[TASK DESCRIPTION]
Set down each line of the material that follows, exactly, with no pictures.

Extracted records:
===

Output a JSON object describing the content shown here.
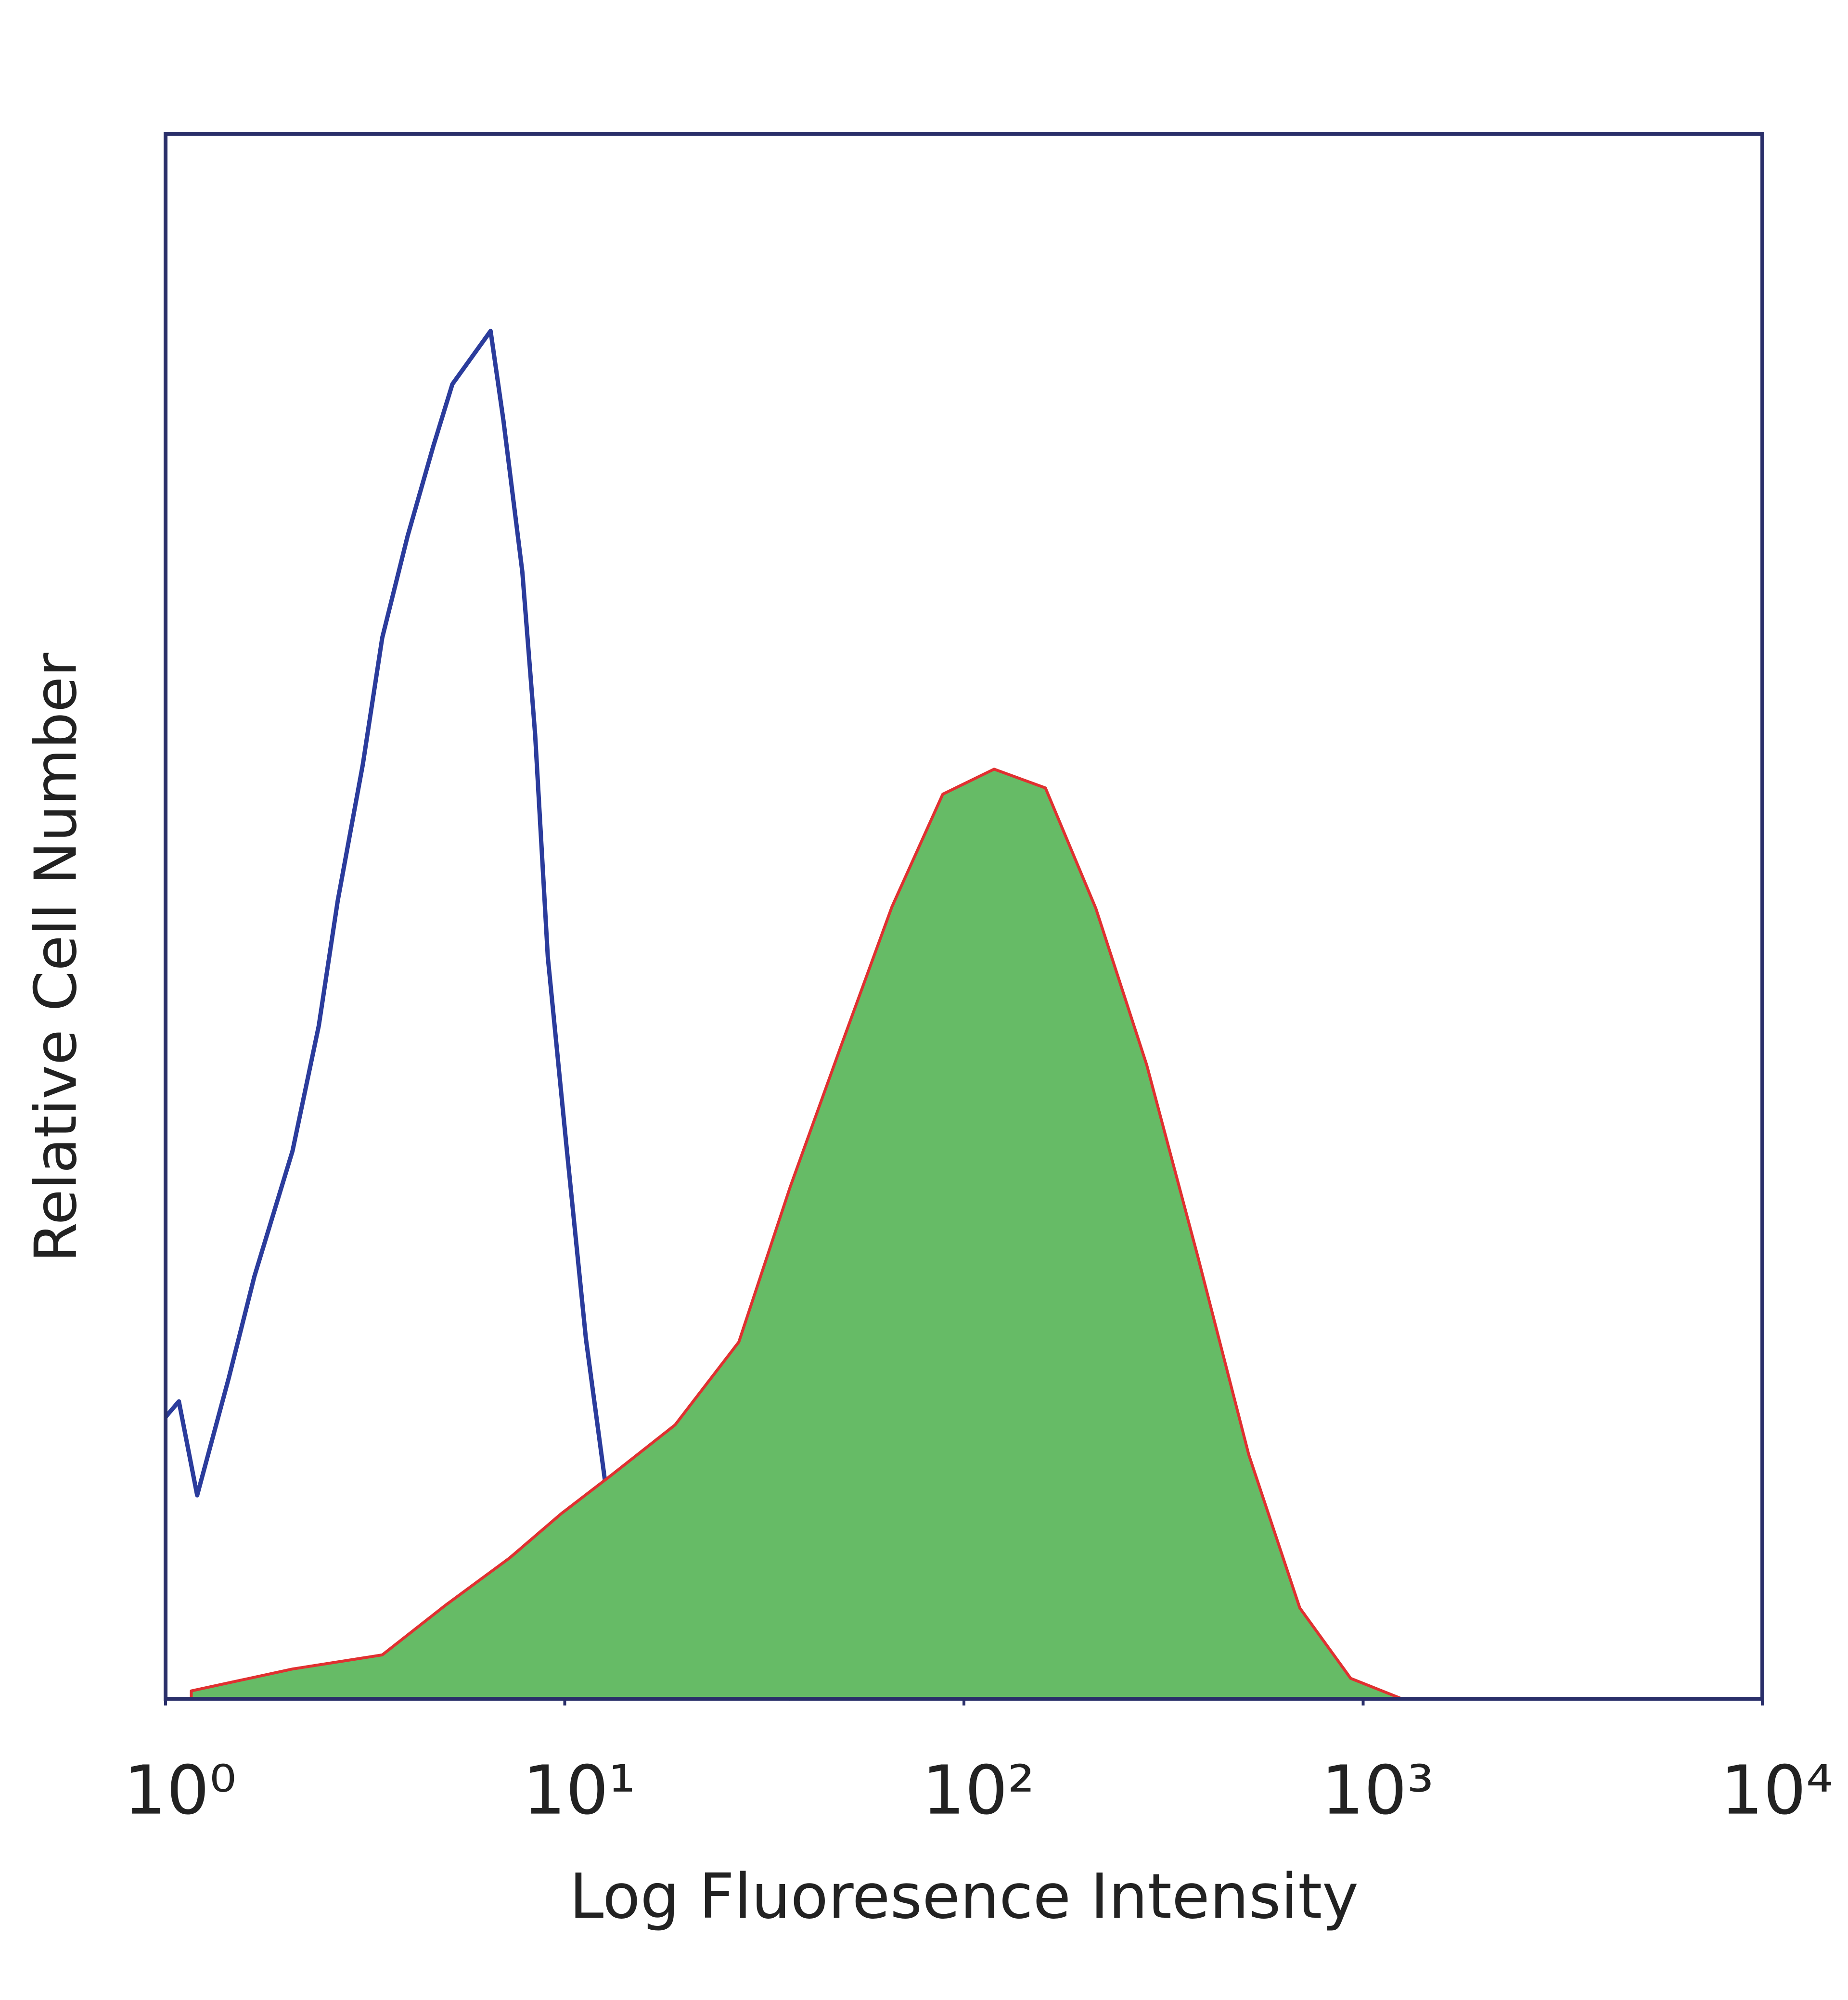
{
  "chart_data": {
    "type": "histogram-overlay",
    "x_label": "Log Fluoresence Intensity",
    "y_label": "Relative Cell Number",
    "xscale": "log",
    "xlim": [
      1,
      10000
    ],
    "xticks": [
      {
        "value": 1,
        "label": "10⁰"
      },
      {
        "value": 10,
        "label": "10¹"
      },
      {
        "value": 100,
        "label": "10²"
      },
      {
        "value": 1000,
        "label": "10³"
      },
      {
        "value": 10000,
        "label": "10⁴"
      }
    ],
    "ylim": [
      0,
      100
    ],
    "grid": false,
    "series": [
      {
        "color": "#2b3c9c",
        "fill": "none",
        "x": [
          1,
          1.08,
          1.2,
          1.44,
          1.67,
          2.08,
          2.42,
          2.7,
          3.12,
          3.49,
          4.04,
          4.68,
          5.23,
          5.84,
          6.52,
          7.02,
          7.83,
          8.43,
          9.07,
          10.1,
          11.3,
          12.6,
          14.1,
          16.3,
          20.4,
          27.3,
          36.7
        ],
        "values": [
          18,
          19,
          13,
          20.5,
          27,
          35,
          43,
          51,
          59.7,
          67.8,
          74.3,
          80,
          84,
          85.7,
          87.4,
          81.7,
          72,
          61.6,
          47.4,
          35.3,
          23,
          14,
          7.5,
          3.5,
          1.9,
          0.65,
          0
        ]
      },
      {
        "color": "#e03030",
        "fill": "#66bb66",
        "x": [
          1.16,
          2.08,
          3.49,
          5.04,
          7.28,
          9.77,
          13.1,
          18.9,
          27.3,
          36.7,
          49.2,
          66,
          88.5,
          119,
          160,
          214,
          287,
          385,
          517,
          694,
          931,
          1250
        ],
        "values": [
          0.5,
          1.9,
          2.8,
          6,
          9,
          11.8,
          14.3,
          17.5,
          22.8,
          32.7,
          41.7,
          50.6,
          57.8,
          59.4,
          58.2,
          50.5,
          40.5,
          28.3,
          15.6,
          5.8,
          1.3,
          0
        ]
      }
    ]
  }
}
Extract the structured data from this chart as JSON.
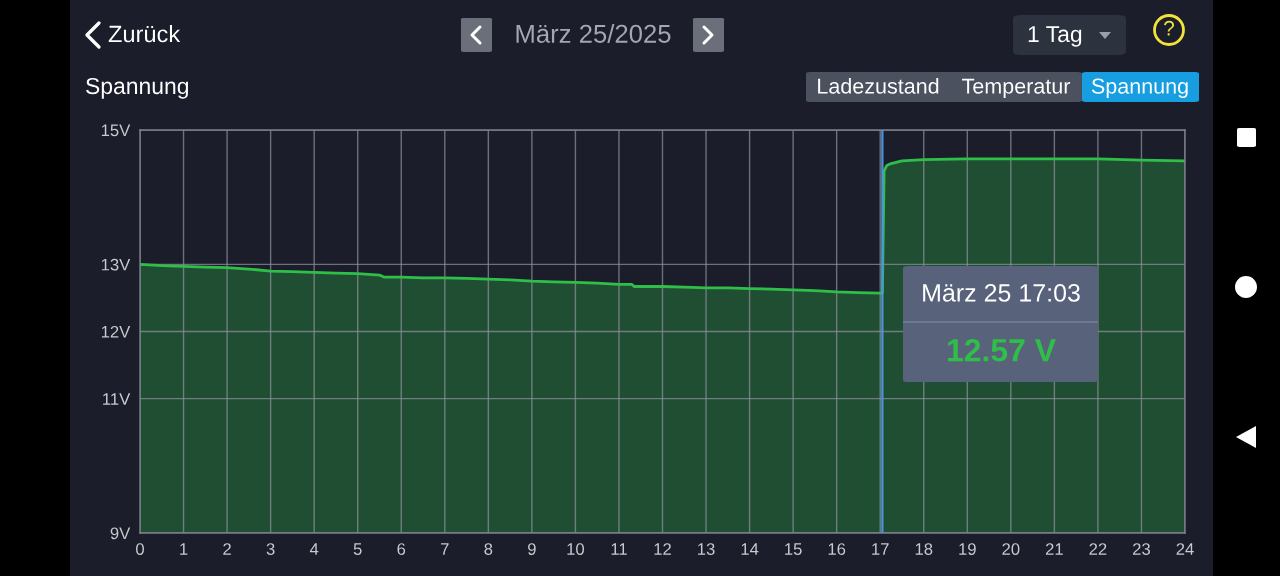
{
  "chart_data": {
    "type": "area",
    "title": "Spannung",
    "x": [
      0,
      0.5,
      1,
      1.5,
      2,
      2.5,
      3,
      3.5,
      4,
      4.5,
      5,
      5.5,
      5.6,
      6,
      6.5,
      7,
      7.5,
      8,
      8.5,
      9,
      9.5,
      10,
      10.5,
      11,
      11.3,
      11.35,
      12,
      12.5,
      13,
      13.5,
      14,
      14.5,
      15,
      15.5,
      16,
      16.5,
      17,
      17.05,
      17.09,
      17.15,
      17.25,
      17.5,
      18,
      19,
      20,
      21,
      22,
      23,
      24
    ],
    "values": [
      13.0,
      12.98,
      12.97,
      12.96,
      12.95,
      12.93,
      12.9,
      12.89,
      12.88,
      12.87,
      12.86,
      12.84,
      12.81,
      12.81,
      12.8,
      12.8,
      12.79,
      12.78,
      12.77,
      12.75,
      12.74,
      12.73,
      12.72,
      12.7,
      12.7,
      12.67,
      12.67,
      12.66,
      12.65,
      12.65,
      12.64,
      12.63,
      12.62,
      12.61,
      12.59,
      12.58,
      12.57,
      12.57,
      14.39,
      14.47,
      14.5,
      14.54,
      14.56,
      14.57,
      14.57,
      14.57,
      14.57,
      14.55,
      14.54
    ],
    "color": "#2fbf48",
    "xlim": [
      0,
      24
    ],
    "xticks": [
      0,
      1,
      2,
      3,
      4,
      5,
      6,
      7,
      8,
      9,
      10,
      11,
      12,
      13,
      14,
      15,
      16,
      17,
      18,
      19,
      20,
      21,
      22,
      23,
      24
    ],
    "ylim": [
      9,
      15
    ],
    "yticks": [
      {
        "value": 9,
        "label": "9V"
      },
      {
        "value": 11,
        "label": "11V"
      },
      {
        "value": 12,
        "label": "12V"
      },
      {
        "value": 13,
        "label": "13V"
      },
      {
        "value": 15,
        "label": "15V"
      }
    ],
    "grid": true,
    "line_style": "solid",
    "ref_lines": [
      {
        "axis": "x",
        "value": 17.05,
        "color": "#4a95e0"
      }
    ],
    "annotations": [
      "Zurück",
      "März 25/2025",
      "1 Tag",
      "?",
      "Ladezustand",
      "Temperatur",
      "Spannung",
      "März 25 17:03",
      "12.57 V"
    ]
  }
}
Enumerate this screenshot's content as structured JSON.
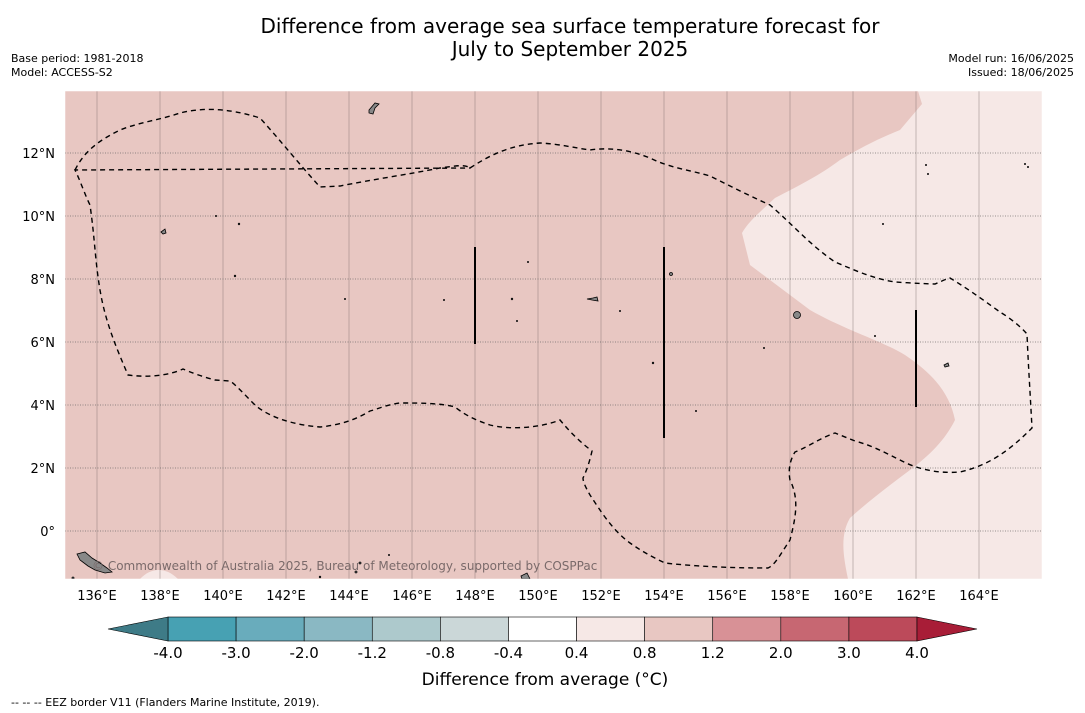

===

[OUTPUT FOR THIS EXERCISE]
Output a JSON object describing the content shown here.
{
  "chart_data": {
    "type": "histogram-overlay",
    "x_label": "Log Fluoresence Intensity",
    "y_label": "Relative Cell Number",
    "xscale": "log",
    "xlim": [
      1,
      10000
    ],
    "xticks": [
      {
        "value": 1,
        "label": "10⁰"
      },
      {
        "value": 10,
        "label": "10¹"
      },
      {
        "value": 100,
        "label": "10²"
      },
      {
        "value": 1000,
        "label": "10³"
      },
      {
        "value": 10000,
        "label": "10⁴"
      }
    ],
    "ylim": [
      0,
      100
    ],
    "grid": false,
    "series": [
      {
        "color": "#2b3c9c",
        "fill": "none",
        "x": [
          1,
          1.08,
          1.2,
          1.44,
          1.67,
          2.08,
          2.42,
          2.7,
          3.12,
          3.49,
          4.04,
          4.68,
          5.23,
          5.84,
          6.52,
          7.02,
          7.83,
          8.43,
          9.07,
          10.1,
          11.3,
          12.6,
          14.1,
          16.3,
          20.4,
          27.3,
          36.7
        ],
        "values": [
          18,
          19,
          13,
          20.5,
          27,
          35,
          43,
          51,
          59.7,
          67.8,
          74.3,
          80,
          84,
          85.7,
          87.4,
          81.7,
          72,
          61.6,
          47.4,
          35.3,
          23,
          14,
          7.5,
          3.5,
          1.9,
          0.65,
          0
        ]
      },
      {
        "color": "#e03030",
        "fill": "#66bb66",
        "x": [
          1.16,
          2.08,
          3.49,
          5.04,
          7.28,
          9.77,
          13.1,
          18.9,
          27.3,
          36.7,
          49.2,
          66,
          88.5,
          119,
          160,
          214,
          287,
          385,
          517,
          694,
          931,
          1250
        ],
        "values": [
          0.5,
          1.9,
          2.8,
          6,
          9,
          11.8,
          14.3,
          17.5,
          22.8,
          32.7,
          41.7,
          50.6,
          57.8,
          59.4,
          58.2,
          50.5,
          40.5,
          28.3,
          15.6,
          5.8,
          1.3,
          0
        ]
      }
    ]
  }
}
Extract the structured data from this chart as JSON.
{
  "chart_data": {
    "type": "area",
    "title": "Spannung",
    "x": [
      0,
      0.5,
      1,
      1.5,
      2,
      2.5,
      3,
      3.5,
      4,
      4.5,
      5,
      5.5,
      5.6,
      6,
      6.5,
      7,
      7.5,
      8,
      8.5,
      9,
      9.5,
      10,
      10.5,
      11,
      11.3,
      11.35,
      12,
      12.5,
      13,
      13.5,
      14,
      14.5,
      15,
      15.5,
      16,
      16.5,
      17,
      17.05,
      17.09,
      17.15,
      17.25,
      17.5,
      18,
      19,
      20,
      21,
      22,
      23,
      24
    ],
    "values": [
      13.0,
      12.98,
      12.97,
      12.96,
      12.95,
      12.93,
      12.9,
      12.89,
      12.88,
      12.87,
      12.86,
      12.84,
      12.81,
      12.81,
      12.8,
      12.8,
      12.79,
      12.78,
      12.77,
      12.75,
      12.74,
      12.73,
      12.72,
      12.7,
      12.7,
      12.67,
      12.67,
      12.66,
      12.65,
      12.65,
      12.64,
      12.63,
      12.62,
      12.61,
      12.59,
      12.58,
      12.57,
      12.57,
      14.39,
      14.47,
      14.5,
      14.54,
      14.56,
      14.57,
      14.57,
      14.57,
      14.57,
      14.55,
      14.54
    ],
    "color": "#2fbf48",
    "xlim": [
      0,
      24
    ],
    "xticks": [
      0,
      1,
      2,
      3,
      4,
      5,
      6,
      7,
      8,
      9,
      10,
      11,
      12,
      13,
      14,
      15,
      16,
      17,
      18,
      19,
      20,
      21,
      22,
      23,
      24
    ],
    "ylim": [
      9,
      15
    ],
    "yticks": [
      {
        "value": 9,
        "label": "9V"
      },
      {
        "value": 11,
        "label": "11V"
      },
      {
        "value": 12,
        "label": "12V"
      },
      {
        "value": 13,
        "label": "13V"
      },
      {
        "value": 15,
        "label": "15V"
      }
    ],
    "grid": true,
    "line_style": "solid",
    "ref_lines": [
      {
        "axis": "x",
        "value": 17.05,
        "color": "#4a95e0"
      }
    ],
    "annotations": [
      "Zurück",
      "März 25/2025",
      "1 Tag",
      "?",
      "Ladezustand",
      "Temperatur",
      "Spannung",
      "März 25 17:03",
      "12.57 V"
    ]
  }
}
Enumerate this screenshot's content as structured JSON.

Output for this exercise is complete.